* _Required work_
All lines from the one with "Decode this image" to the end need to be copied exactly, with nothing before them.

* _Material provided_
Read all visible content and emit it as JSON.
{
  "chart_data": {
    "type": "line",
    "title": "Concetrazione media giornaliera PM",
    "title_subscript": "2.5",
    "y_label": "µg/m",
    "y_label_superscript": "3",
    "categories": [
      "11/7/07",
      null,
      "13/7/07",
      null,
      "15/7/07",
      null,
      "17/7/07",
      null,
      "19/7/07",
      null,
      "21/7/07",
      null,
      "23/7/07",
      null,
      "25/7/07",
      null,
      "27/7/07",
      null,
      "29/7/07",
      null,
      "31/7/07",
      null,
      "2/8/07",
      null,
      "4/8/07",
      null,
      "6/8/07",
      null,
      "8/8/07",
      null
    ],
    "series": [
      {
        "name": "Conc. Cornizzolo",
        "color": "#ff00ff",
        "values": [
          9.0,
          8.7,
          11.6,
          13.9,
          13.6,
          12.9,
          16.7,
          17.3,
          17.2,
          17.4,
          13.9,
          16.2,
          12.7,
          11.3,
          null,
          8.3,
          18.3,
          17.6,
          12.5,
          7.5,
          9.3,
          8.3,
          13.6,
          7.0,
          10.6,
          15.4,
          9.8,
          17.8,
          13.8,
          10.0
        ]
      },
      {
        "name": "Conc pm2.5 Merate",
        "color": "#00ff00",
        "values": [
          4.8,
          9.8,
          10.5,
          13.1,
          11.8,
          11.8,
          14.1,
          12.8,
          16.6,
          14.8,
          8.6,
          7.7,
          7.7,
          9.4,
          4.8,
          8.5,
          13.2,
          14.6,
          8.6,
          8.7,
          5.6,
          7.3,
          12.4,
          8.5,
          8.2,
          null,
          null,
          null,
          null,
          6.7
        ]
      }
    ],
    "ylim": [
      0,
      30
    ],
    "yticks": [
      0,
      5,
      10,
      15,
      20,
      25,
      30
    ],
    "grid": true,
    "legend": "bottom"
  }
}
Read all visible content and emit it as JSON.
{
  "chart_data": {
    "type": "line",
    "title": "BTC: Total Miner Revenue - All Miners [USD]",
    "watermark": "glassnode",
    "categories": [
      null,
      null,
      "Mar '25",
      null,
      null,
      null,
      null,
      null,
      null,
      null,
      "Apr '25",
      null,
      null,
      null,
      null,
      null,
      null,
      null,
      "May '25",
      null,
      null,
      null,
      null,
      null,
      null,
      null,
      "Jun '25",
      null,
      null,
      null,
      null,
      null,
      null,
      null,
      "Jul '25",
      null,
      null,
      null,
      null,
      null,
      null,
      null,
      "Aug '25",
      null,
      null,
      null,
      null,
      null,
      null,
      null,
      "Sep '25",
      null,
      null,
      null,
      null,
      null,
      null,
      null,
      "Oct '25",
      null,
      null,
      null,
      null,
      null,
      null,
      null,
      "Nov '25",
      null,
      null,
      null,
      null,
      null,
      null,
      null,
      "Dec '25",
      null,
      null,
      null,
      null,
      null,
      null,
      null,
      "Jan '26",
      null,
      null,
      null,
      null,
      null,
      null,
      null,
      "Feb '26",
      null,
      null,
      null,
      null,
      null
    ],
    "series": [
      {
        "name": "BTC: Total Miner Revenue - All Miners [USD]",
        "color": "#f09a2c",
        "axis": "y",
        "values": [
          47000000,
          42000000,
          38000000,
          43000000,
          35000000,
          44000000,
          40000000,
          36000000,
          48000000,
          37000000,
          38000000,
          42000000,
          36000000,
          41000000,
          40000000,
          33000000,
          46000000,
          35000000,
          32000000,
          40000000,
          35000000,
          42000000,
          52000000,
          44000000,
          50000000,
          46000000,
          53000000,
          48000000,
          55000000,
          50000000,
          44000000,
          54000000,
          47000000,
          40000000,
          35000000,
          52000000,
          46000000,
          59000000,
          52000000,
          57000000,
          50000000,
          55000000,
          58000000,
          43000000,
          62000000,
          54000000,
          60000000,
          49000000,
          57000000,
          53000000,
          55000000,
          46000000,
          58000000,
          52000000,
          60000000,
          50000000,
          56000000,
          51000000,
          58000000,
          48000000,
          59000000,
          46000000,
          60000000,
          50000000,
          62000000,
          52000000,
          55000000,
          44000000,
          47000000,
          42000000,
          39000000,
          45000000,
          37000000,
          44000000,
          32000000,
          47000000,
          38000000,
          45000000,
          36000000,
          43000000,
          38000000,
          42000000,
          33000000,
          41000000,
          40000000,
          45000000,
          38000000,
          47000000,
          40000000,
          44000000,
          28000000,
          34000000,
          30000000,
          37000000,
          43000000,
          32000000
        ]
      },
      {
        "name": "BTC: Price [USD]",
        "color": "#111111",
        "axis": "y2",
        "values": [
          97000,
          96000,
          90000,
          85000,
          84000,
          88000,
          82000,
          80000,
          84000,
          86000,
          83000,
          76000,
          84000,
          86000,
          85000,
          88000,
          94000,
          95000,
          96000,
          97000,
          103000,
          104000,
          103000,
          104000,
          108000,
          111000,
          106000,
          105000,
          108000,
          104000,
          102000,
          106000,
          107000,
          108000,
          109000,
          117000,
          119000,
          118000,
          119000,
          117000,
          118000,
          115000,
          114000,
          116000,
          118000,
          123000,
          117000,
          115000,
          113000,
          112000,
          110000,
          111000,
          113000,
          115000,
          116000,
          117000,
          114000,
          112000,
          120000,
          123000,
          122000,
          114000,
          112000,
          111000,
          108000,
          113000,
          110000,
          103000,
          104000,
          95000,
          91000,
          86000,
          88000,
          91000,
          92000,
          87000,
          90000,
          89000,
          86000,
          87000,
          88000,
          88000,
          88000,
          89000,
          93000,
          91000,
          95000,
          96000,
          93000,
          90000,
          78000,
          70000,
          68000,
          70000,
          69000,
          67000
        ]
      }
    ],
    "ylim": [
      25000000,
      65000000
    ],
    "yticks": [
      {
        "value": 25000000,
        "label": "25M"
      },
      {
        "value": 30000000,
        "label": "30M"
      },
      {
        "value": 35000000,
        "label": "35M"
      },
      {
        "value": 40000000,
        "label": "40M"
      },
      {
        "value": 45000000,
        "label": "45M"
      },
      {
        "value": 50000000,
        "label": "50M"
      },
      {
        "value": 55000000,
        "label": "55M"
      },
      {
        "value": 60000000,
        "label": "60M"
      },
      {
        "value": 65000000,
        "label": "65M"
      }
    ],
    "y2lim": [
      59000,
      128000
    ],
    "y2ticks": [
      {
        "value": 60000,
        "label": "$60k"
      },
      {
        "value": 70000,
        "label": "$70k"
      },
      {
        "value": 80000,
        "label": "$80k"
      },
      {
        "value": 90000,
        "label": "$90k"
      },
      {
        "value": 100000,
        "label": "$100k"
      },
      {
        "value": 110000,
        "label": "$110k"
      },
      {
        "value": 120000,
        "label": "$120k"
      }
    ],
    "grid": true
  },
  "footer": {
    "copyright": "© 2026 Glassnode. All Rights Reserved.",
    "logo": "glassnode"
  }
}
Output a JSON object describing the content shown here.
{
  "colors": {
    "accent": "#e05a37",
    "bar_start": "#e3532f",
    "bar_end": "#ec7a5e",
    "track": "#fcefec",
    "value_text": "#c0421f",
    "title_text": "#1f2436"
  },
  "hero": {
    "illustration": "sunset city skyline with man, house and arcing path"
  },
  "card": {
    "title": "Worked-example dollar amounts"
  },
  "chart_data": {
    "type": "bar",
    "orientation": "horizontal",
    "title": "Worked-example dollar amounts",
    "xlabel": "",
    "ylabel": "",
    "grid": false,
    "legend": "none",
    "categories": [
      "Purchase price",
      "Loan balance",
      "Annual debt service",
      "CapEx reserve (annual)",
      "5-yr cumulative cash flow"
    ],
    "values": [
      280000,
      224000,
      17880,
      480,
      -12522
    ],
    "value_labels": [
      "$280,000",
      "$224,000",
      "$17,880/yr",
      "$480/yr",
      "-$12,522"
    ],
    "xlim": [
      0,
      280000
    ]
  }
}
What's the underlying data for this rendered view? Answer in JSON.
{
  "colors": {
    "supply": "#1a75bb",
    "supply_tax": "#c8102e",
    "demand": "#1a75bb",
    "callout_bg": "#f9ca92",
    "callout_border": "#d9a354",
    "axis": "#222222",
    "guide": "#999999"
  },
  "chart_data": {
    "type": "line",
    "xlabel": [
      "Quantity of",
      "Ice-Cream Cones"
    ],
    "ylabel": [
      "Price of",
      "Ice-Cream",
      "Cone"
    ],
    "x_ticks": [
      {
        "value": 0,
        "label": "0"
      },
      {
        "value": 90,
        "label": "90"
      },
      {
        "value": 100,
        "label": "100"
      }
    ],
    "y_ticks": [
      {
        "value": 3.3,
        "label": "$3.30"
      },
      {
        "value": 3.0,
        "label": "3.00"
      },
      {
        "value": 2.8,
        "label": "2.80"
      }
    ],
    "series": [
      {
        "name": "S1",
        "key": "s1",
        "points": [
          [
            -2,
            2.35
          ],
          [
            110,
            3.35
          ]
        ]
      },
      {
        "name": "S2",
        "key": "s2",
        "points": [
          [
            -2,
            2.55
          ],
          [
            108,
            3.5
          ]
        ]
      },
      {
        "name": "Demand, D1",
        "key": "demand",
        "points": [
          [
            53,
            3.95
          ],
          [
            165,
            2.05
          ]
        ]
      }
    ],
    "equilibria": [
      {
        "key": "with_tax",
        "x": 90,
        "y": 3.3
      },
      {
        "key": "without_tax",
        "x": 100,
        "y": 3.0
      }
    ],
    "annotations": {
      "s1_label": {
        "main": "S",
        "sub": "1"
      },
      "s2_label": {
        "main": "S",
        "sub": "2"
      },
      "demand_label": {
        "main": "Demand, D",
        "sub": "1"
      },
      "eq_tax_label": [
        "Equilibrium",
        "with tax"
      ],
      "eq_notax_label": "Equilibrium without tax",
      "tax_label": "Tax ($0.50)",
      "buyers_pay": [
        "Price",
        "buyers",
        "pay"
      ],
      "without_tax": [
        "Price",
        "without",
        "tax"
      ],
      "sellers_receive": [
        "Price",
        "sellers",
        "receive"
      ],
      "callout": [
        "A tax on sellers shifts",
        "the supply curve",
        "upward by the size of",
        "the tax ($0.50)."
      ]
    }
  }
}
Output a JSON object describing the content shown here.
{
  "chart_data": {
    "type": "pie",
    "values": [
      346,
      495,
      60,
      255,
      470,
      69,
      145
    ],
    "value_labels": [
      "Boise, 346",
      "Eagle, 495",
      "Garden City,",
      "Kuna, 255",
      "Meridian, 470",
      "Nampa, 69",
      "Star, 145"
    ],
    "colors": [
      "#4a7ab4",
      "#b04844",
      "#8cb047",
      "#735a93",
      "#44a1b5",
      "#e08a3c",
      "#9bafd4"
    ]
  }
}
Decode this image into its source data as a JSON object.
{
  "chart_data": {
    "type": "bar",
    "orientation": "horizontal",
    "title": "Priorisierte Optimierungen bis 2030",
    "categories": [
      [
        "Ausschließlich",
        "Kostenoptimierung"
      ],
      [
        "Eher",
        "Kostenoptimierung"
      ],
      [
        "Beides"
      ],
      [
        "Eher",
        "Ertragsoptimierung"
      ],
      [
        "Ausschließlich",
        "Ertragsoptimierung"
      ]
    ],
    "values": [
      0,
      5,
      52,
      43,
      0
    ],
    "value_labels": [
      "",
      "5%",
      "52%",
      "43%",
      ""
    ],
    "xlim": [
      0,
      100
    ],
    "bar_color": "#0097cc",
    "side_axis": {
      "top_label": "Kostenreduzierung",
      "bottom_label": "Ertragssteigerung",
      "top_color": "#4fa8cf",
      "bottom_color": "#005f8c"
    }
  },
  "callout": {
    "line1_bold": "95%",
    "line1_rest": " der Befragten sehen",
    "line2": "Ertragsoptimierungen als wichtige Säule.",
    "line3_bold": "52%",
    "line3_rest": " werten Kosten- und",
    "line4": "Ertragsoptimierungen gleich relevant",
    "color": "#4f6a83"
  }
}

* _Solution below_
Decode this image into its source data as a JSON object.
{
  "chart_data": {
    "type": "bar",
    "orientation": "horizontal",
    "title": "Priorisierte Optimierungen bis 2030",
    "categories": [
      [
        "Ausschließlich",
        "Kostenoptimierung"
      ],
      [
        "Eher",
        "Kostenoptimierung"
      ],
      [
        "Beides"
      ],
      [
        "Eher",
        "Ertragsoptimierung"
      ],
      [
        "Ausschließlich",
        "Ertragsoptimierung"
      ]
    ],
    "values": [
      0,
      5,
      52,
      43,
      0
    ],
    "value_labels": [
      "",
      "5%",
      "52%",
      "43%",
      ""
    ],
    "xlim": [
      0,
      100
    ],
    "bar_color": "#0097cc",
    "side_axis": {
      "top_label": "Kostenreduzierung",
      "bottom_label": "Ertragssteigerung",
      "top_color": "#4fa8cf",
      "bottom_color": "#005f8c"
    }
  },
  "callout": {
    "line1_bold": "95%",
    "line1_rest": " der Befragten sehen",
    "line2": "Ertragsoptimierungen als wichtige Säule.",
    "line3_bold": "52%",
    "line3_rest": " werten Kosten- und",
    "line4": "Ertragsoptimierungen gleich relevant",
    "color": "#4f6a83"
  }
}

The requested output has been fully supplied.